--- Extracted entries ---
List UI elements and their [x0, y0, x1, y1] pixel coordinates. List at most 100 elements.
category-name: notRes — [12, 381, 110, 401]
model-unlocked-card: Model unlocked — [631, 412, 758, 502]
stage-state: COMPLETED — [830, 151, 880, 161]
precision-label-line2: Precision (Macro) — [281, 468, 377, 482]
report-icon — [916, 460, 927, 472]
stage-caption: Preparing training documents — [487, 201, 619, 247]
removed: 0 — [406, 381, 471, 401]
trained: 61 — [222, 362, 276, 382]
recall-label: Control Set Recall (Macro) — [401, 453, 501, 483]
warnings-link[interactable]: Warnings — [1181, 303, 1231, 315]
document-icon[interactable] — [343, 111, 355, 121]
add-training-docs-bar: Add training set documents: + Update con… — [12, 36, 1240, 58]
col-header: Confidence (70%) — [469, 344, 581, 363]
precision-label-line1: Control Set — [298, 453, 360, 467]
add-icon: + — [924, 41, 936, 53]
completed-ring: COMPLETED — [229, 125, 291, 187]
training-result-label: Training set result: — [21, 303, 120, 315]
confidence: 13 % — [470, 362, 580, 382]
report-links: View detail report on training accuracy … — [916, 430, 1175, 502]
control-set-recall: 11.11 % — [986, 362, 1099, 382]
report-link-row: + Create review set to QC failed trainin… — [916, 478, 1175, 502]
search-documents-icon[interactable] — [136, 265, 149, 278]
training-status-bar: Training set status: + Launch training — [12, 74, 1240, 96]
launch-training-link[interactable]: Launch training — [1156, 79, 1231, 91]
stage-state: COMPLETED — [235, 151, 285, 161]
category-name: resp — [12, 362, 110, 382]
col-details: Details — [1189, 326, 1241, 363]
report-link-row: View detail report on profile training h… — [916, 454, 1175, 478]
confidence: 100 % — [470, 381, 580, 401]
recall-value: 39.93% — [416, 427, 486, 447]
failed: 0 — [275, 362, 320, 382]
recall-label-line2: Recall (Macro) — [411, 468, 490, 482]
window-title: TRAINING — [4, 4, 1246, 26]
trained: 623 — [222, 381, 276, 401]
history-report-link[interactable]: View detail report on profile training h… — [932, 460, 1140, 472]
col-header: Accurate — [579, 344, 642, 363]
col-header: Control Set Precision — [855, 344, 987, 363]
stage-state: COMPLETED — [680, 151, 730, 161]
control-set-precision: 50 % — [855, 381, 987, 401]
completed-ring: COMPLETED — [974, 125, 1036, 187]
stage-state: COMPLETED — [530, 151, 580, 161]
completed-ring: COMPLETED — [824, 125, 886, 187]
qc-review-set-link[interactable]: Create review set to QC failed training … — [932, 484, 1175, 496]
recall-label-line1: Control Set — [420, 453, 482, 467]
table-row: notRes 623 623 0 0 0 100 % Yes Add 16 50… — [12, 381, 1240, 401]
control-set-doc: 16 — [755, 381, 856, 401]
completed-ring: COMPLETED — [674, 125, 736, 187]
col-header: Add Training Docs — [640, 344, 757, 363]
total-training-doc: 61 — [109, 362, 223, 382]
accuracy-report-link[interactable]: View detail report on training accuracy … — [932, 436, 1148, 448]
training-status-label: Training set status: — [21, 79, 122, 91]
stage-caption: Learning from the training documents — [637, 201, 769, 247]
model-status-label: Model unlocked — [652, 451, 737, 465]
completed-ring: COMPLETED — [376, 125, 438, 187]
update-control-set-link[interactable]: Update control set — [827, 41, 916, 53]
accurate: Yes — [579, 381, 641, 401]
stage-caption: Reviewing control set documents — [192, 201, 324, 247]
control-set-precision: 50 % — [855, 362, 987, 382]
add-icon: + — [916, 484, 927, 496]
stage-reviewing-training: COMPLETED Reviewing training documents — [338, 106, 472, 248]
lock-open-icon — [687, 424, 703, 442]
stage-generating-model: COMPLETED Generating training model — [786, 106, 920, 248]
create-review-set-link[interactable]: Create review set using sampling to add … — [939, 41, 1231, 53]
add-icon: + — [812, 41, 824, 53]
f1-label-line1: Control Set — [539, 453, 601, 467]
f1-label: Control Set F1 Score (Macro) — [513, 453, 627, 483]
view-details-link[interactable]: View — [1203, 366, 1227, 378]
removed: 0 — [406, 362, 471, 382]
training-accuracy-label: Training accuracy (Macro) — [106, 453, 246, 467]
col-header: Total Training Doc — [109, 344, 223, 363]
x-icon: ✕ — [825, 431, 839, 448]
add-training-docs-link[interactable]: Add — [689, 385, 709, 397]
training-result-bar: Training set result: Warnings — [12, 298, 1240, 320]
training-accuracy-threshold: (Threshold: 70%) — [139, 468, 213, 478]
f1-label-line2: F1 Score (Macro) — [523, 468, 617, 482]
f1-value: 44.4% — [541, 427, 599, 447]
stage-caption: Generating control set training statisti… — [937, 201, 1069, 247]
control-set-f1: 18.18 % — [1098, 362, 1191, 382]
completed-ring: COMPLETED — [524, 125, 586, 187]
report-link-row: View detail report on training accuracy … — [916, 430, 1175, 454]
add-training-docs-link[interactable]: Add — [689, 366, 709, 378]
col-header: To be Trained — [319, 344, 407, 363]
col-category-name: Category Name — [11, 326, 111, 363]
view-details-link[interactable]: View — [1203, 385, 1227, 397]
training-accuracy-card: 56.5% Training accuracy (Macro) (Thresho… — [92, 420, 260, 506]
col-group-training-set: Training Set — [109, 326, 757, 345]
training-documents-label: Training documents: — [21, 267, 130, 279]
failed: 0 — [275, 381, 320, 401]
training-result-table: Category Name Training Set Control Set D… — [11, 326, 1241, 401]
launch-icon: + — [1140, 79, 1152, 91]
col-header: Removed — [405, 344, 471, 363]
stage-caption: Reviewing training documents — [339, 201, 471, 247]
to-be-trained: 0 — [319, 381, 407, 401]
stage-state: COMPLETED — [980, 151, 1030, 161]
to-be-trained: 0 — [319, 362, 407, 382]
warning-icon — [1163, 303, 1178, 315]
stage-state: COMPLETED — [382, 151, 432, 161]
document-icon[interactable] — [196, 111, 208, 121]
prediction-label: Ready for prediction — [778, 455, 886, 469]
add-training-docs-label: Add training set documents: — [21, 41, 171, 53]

--- Problem description ---
Write out every one of the extracted entries above, reproducing each line verbatim.

--- The solution ---
List UI elements and their [x0, y0, x1, y1] pixel coordinates. List at most 100 elements.
category-name: notRes — [12, 381, 110, 401]
model-unlocked-card: Model unlocked — [631, 412, 758, 502]
stage-state: COMPLETED — [830, 151, 880, 161]
precision-label-line2: Precision (Macro) — [281, 468, 377, 482]
report-icon — [916, 460, 927, 472]
stage-caption: Preparing training documents — [487, 201, 619, 247]
removed: 0 — [406, 381, 471, 401]
trained: 61 — [222, 362, 276, 382]
recall-label: Control Set Recall (Macro) — [401, 453, 501, 483]
warnings-link[interactable]: Warnings — [1181, 303, 1231, 315]
document-icon[interactable] — [343, 111, 355, 121]
add-training-docs-bar: Add training set documents: + Update con… — [12, 36, 1240, 58]
col-header: Confidence (70%) — [469, 344, 581, 363]
precision-label-line1: Control Set — [298, 453, 360, 467]
add-icon: + — [924, 41, 936, 53]
completed-ring: COMPLETED — [229, 125, 291, 187]
training-result-label: Training set result: — [21, 303, 120, 315]
confidence: 13 % — [470, 362, 580, 382]
report-links: View detail report on training accuracy … — [916, 430, 1175, 502]
control-set-recall: 11.11 % — [986, 362, 1099, 382]
report-link-row: + Create review set to QC failed trainin… — [916, 478, 1175, 502]
search-documents-icon[interactable] — [136, 265, 149, 278]
training-status-bar: Training set status: + Launch training — [12, 74, 1240, 96]
launch-training-link[interactable]: Launch training — [1156, 79, 1231, 91]
stage-state: COMPLETED — [235, 151, 285, 161]
category-name: resp — [12, 362, 110, 382]
col-details: Details — [1189, 326, 1241, 363]
report-link-row: View detail report on profile training h… — [916, 454, 1175, 478]
confidence: 100 % — [470, 381, 580, 401]
recall-value: 39.93% — [416, 427, 486, 447]
failed: 0 — [275, 362, 320, 382]
recall-label-line2: Recall (Macro) — [411, 468, 490, 482]
window-title: TRAINING — [4, 4, 1246, 26]
trained: 623 — [222, 381, 276, 401]
history-report-link[interactable]: View detail report on profile training h… — [932, 460, 1140, 472]
col-header: Accurate — [579, 344, 642, 363]
col-header: Control Set Precision — [855, 344, 987, 363]
stage-state: COMPLETED — [680, 151, 730, 161]
control-set-precision: 50 % — [855, 381, 987, 401]
completed-ring: COMPLETED — [974, 125, 1036, 187]
stage-state: COMPLETED — [530, 151, 580, 161]
completed-ring: COMPLETED — [824, 125, 886, 187]
qc-review-set-link[interactable]: Create review set to QC failed training … — [932, 484, 1175, 496]
recall-label-line1: Control Set — [420, 453, 482, 467]
table-row: notRes 623 623 0 0 0 100 % Yes Add 16 50… — [12, 381, 1240, 401]
control-set-doc: 16 — [755, 381, 856, 401]
completed-ring: COMPLETED — [674, 125, 736, 187]
col-header: Add Training Docs — [640, 344, 757, 363]
total-training-doc: 61 — [109, 362, 223, 382]
accuracy-report-link[interactable]: View detail report on training accuracy … — [932, 436, 1148, 448]
training-status-label: Training set status: — [21, 79, 122, 91]
stage-caption: Learning from the training documents — [637, 201, 769, 247]
model-status-label: Model unlocked — [652, 451, 737, 465]
completed-ring: COMPLETED — [376, 125, 438, 187]
update-control-set-link[interactable]: Update control set — [827, 41, 916, 53]
accurate: Yes — [579, 381, 641, 401]
stage-caption: Reviewing control set documents — [192, 201, 324, 247]
control-set-precision: 50 % — [855, 362, 987, 382]
add-icon: + — [916, 484, 927, 496]
stage-reviewing-training: COMPLETED Reviewing training documents — [338, 106, 472, 248]
lock-open-icon — [687, 424, 703, 442]
stage-generating-model: COMPLETED Generating training model — [786, 106, 920, 248]
create-review-set-link[interactable]: Create review set using sampling to add … — [939, 41, 1231, 53]
add-icon: + — [812, 41, 824, 53]
f1-label-line1: Control Set — [539, 453, 601, 467]
f1-label: Control Set F1 Score (Macro) — [513, 453, 627, 483]
view-details-link[interactable]: View — [1203, 366, 1227, 378]
removed: 0 — [406, 362, 471, 382]
training-accuracy-label: Training accuracy (Macro) — [106, 453, 246, 467]
col-header: Total Training Doc — [109, 344, 223, 363]
x-icon: ✕ — [825, 431, 839, 448]
add-training-docs-link[interactable]: Add — [689, 385, 709, 397]
training-result-bar: Training set result: Warnings — [12, 298, 1240, 320]
training-accuracy-threshold: (Threshold: 70%) — [139, 468, 213, 478]
f1-label-line2: F1 Score (Macro) — [523, 468, 617, 482]
f1-value: 44.4% — [541, 427, 599, 447]
stage-caption: Generating control set training statisti… — [937, 201, 1069, 247]
control-set-f1: 18.18 % — [1098, 362, 1191, 382]
completed-ring: COMPLETED — [524, 125, 586, 187]
report-link-row: View detail report on training accuracy … — [916, 430, 1175, 454]
add-training-docs-link[interactable]: Add — [689, 366, 709, 378]
col-header: To be Trained — [319, 344, 407, 363]
col-category-name: Category Name — [11, 326, 111, 363]
view-details-link[interactable]: View — [1203, 385, 1227, 397]
training-accuracy-card: 56.5% Training accuracy (Macro) (Thresho… — [92, 420, 260, 506]
col-group-training-set: Training Set — [109, 326, 757, 345]
training-documents-label: Training documents: — [21, 267, 130, 279]
failed: 0 — [275, 381, 320, 401]
training-result-table: Category Name Training Set Control Set D… — [11, 326, 1241, 401]
launch-icon: + — [1140, 79, 1152, 91]
col-header: Removed — [405, 344, 471, 363]
stage-caption: Reviewing training documents — [339, 201, 471, 247]
to-be-trained: 0 — [319, 381, 407, 401]
stage-state: COMPLETED — [980, 151, 1030, 161]
to-be-trained: 0 — [319, 362, 407, 382]
warning-icon — [1163, 303, 1178, 315]
stage-state: COMPLETED — [382, 151, 432, 161]
document-icon[interactable] — [196, 111, 208, 121]
prediction-label: Ready for prediction — [778, 455, 886, 469]
add-training-docs-label: Add training set documents: — [21, 41, 171, 53]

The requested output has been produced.